__Exercise__
Go through the listing and copy each line with the string "работата".

(Extracted data entries)
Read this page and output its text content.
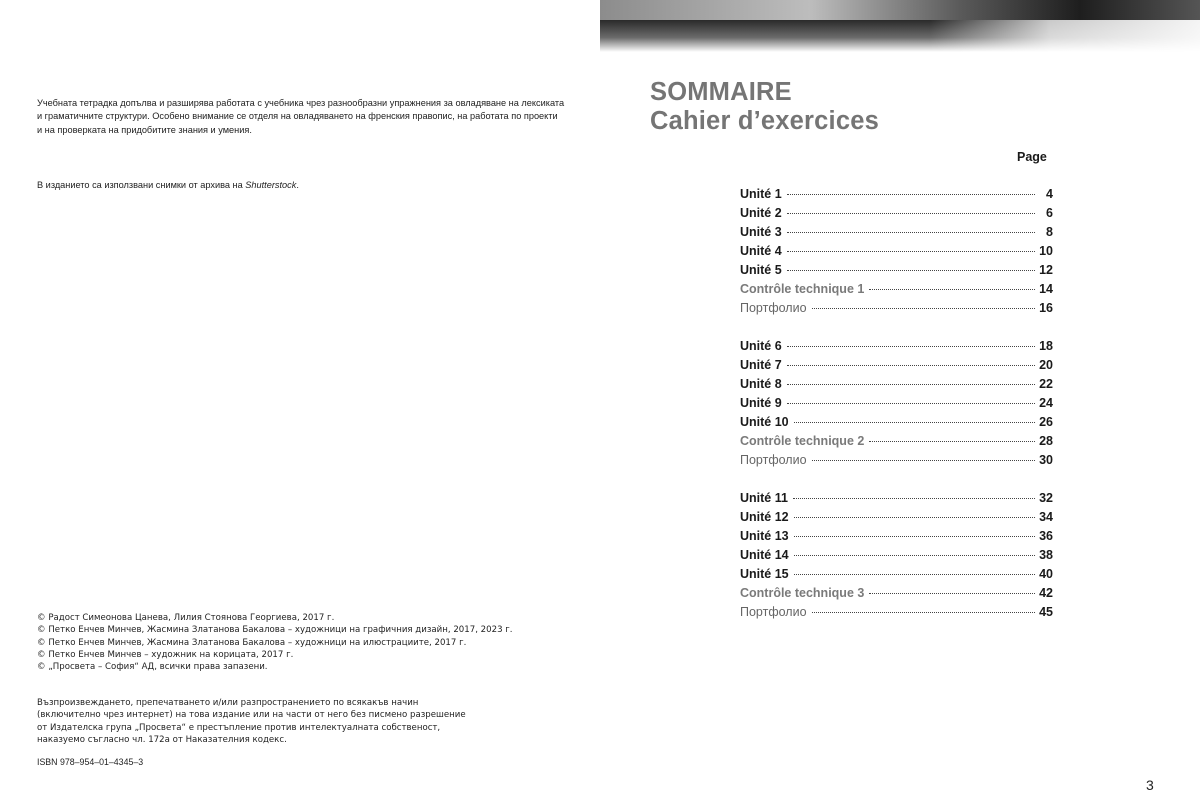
Учебната тетрадка допълва и разширява работата с учебника чрез разнообразни упражнения за овладяване на лексиката

и граматичните структури. Особено внимание се отделя на овладяването на френския правопис, на работата по проекти

и на проверката на придобитите знания и умения.

В изданието са използвани снимки от архива на Shutterstock.
© Радост Симеонова Цанева, Лилия Стоянова Георгиева, 2017 г.
© Петко Енчев Минчев, Жасмина Златанова Бакалова – художници на графичния дизайн, 2017, 2023 г.
© Петко Енчев Минчев, Жасмина Златанова Бакалова – художници на илюстрациите, 2017 г.
© Петко Енчев Минчев – художник на корицата, 2017 г.
© „Просвета – София“ АД, всички права запазени.
Възпроизвеждането, препечатването и/или разпространението по всякакъв начин
(включително чрез интернет) на това издание или на части от него без писмено разрешение
от Издателска група „Просвета“ е престъпление против интелектуалната собственост,
наказуемо съгласно чл. 172а от Наказателния кодекс.
ISBN 978–954–01–4345–3
SOMMAIRE
Cahier d’exercices
Page
Unité 1	4
Unité 2	6
Unité 3	8
Unité 4	10
Unité 5	12
Contrôle technique 1	14
Портфолио	16
Unité 6	18
Unité 7	20
Unité 8	22
Unité 9	24
Unité 10	26
Contrôle technique 2	28
Портфолио	30
Unité 11	32
Unité 12	34
Unité 13	36
Unité 14	38
Unité 15	40
Contrôle technique 3	42
Портфолио	45
3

__Answer in full__
Учебната тетрадка допълва и разширява работата с учебника чрез разнообразни упражнения за овладяване на лексиката
и граматичните структури. Особено внимание се отделя на овладяването на френския правопис, на работата по проекти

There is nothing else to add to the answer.